- WHAT IS NEEDED
For the copy, please give all of the data again exactly and leave the pictures out.

(Stored data entries)
_ _ _ _
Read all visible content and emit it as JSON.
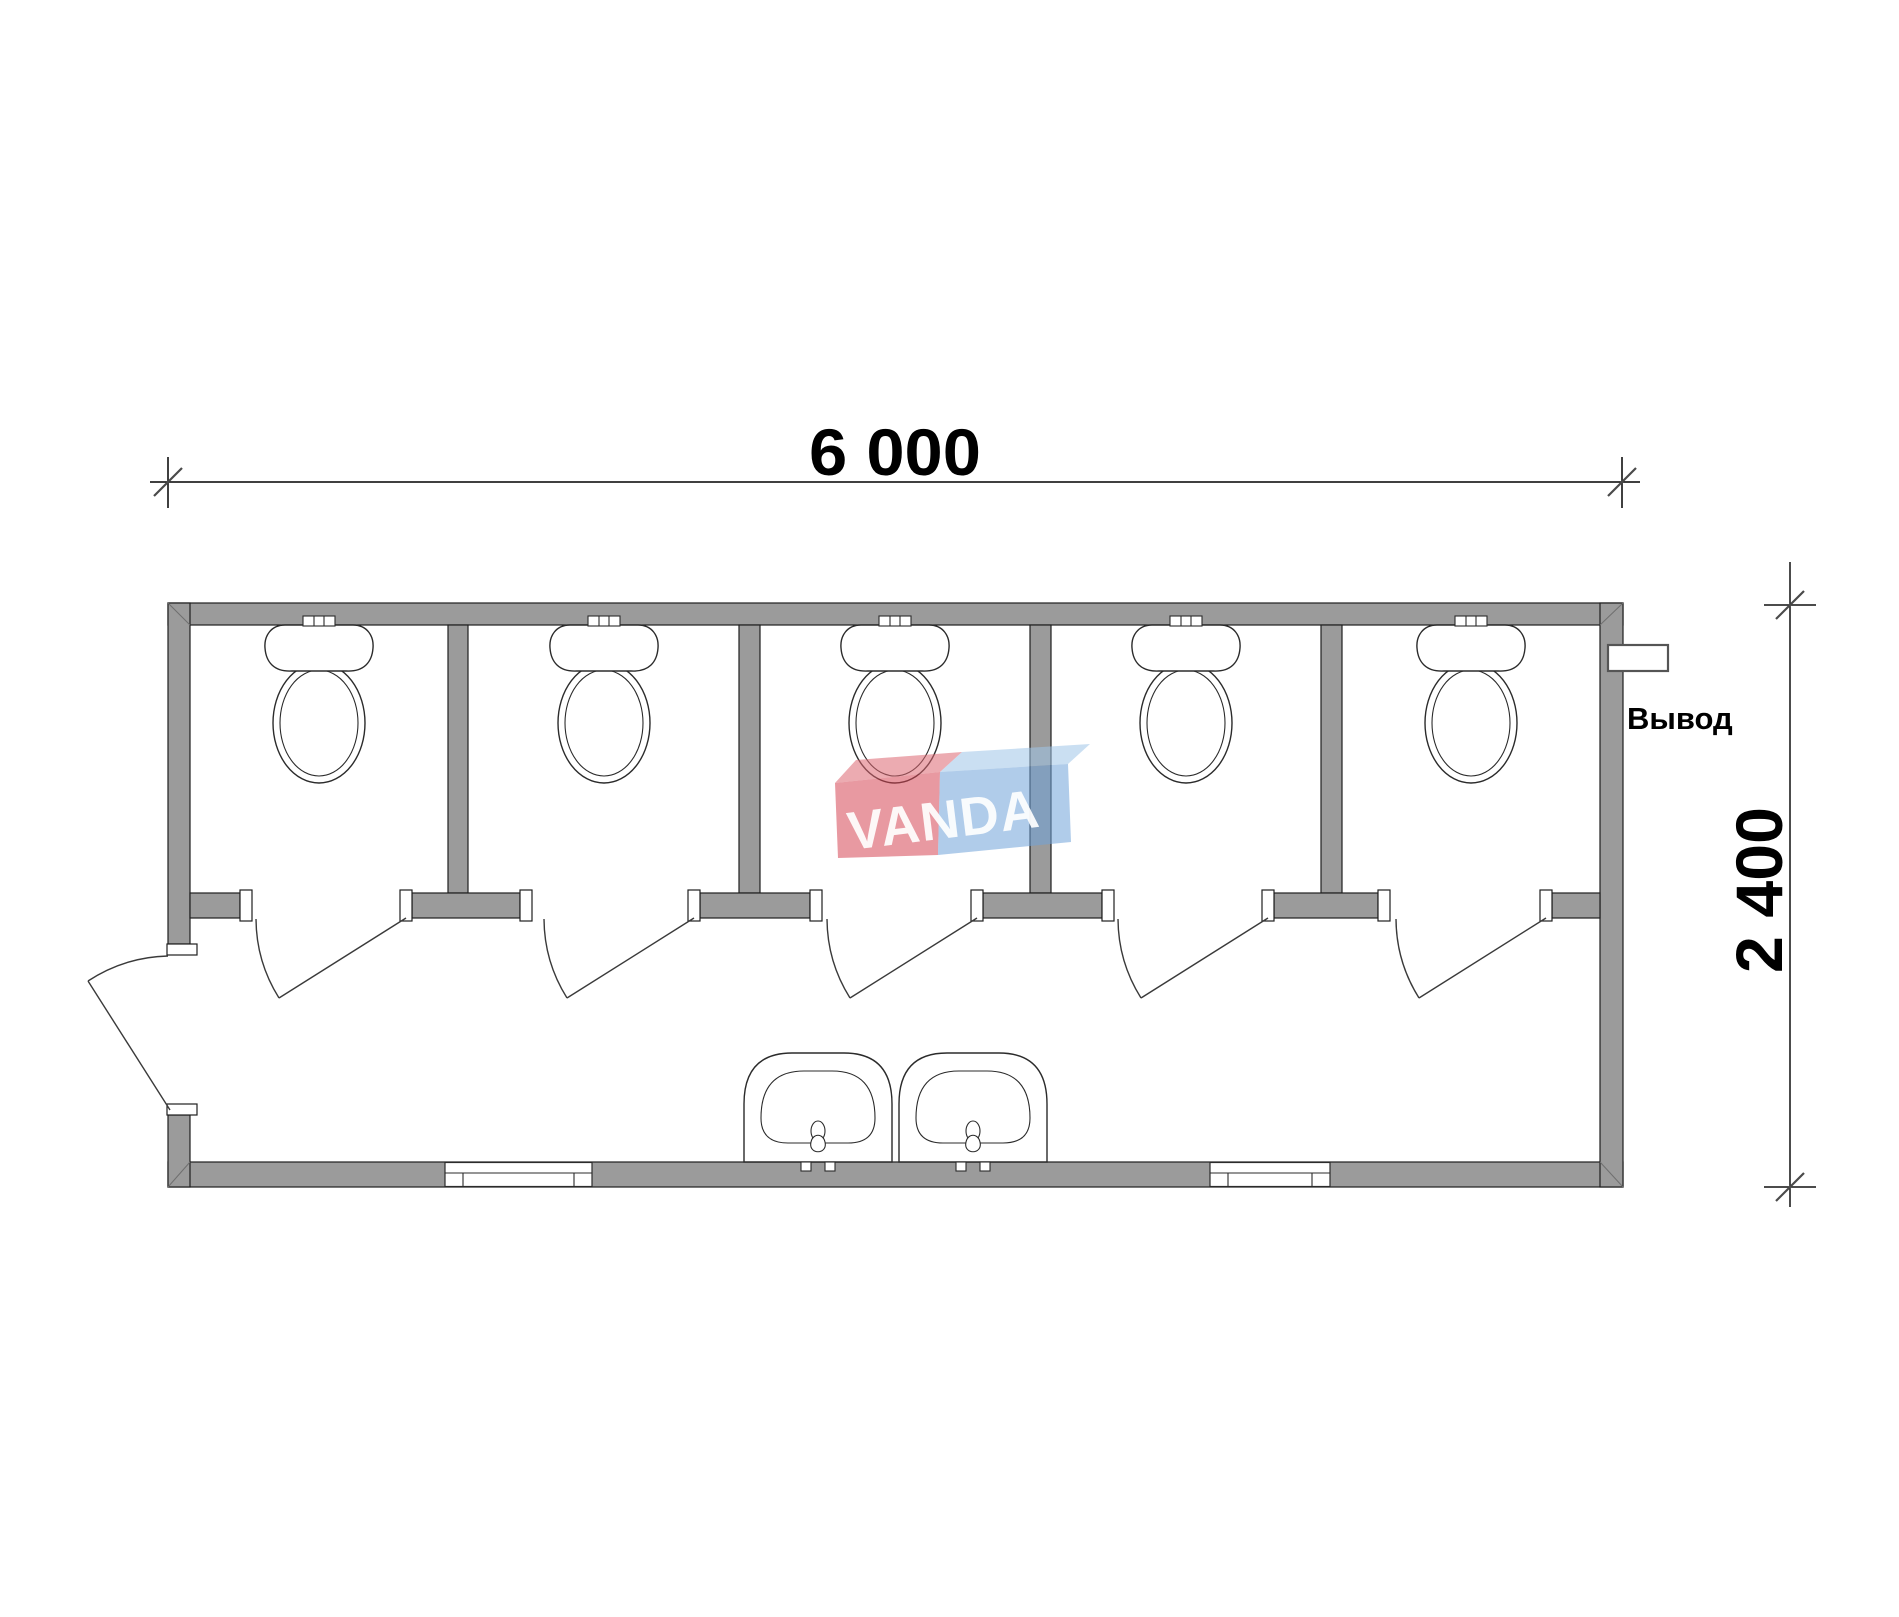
{
  "dimensions": {
    "width_label": "6 000",
    "depth_label": "2 400"
  },
  "labels": {
    "outlet": "Вывод"
  },
  "watermark": {
    "text": "VANDA",
    "red_front": "#d64653",
    "red_top": "#dd6671",
    "blue_front": "#6fa3d8",
    "blue_top": "#9ec4e8"
  },
  "colors": {
    "wall_fill": "#9b9b9b",
    "wall_outline": "#1f1f1f",
    "fixture_line": "#2b2b2b",
    "dimension_line": "#000000"
  },
  "fixtures": {
    "toilet_stalls": 5,
    "toilets": 5,
    "sinks": 2,
    "stall_doors": 5,
    "entrance_doors": 1,
    "windows": 2,
    "outlets": 1
  }
}
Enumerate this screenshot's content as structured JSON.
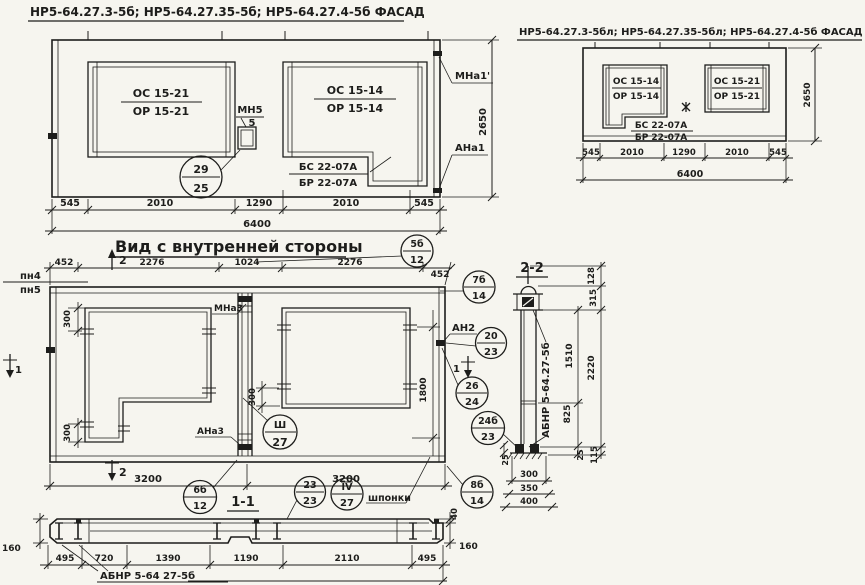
_ _ _ _
- SOLUTION
Read all visible content and emit it as JSON.
{
  "dimensions": {
    "width_label": "6 000",
    "depth_label": "2 400"
  },
  "labels": {
    "outlet": "Вывод"
  },
  "watermark": {
    "text": "VANDA",
    "red_front": "#d64653",
    "red_top": "#dd6671",
    "blue_front": "#6fa3d8",
    "blue_top": "#9ec4e8"
  },
  "colors": {
    "wall_fill": "#9b9b9b",
    "wall_outline": "#1f1f1f",
    "fixture_line": "#2b2b2b",
    "dimension_line": "#000000"
  },
  "fixtures": {
    "toilet_stalls": 5,
    "toilets": 5,
    "sinks": 2,
    "stall_doors": 5,
    "entrance_doors": 1,
    "windows": 2,
    "outlets": 1
  }
}
Enumerate this screenshot's content as structured JSON.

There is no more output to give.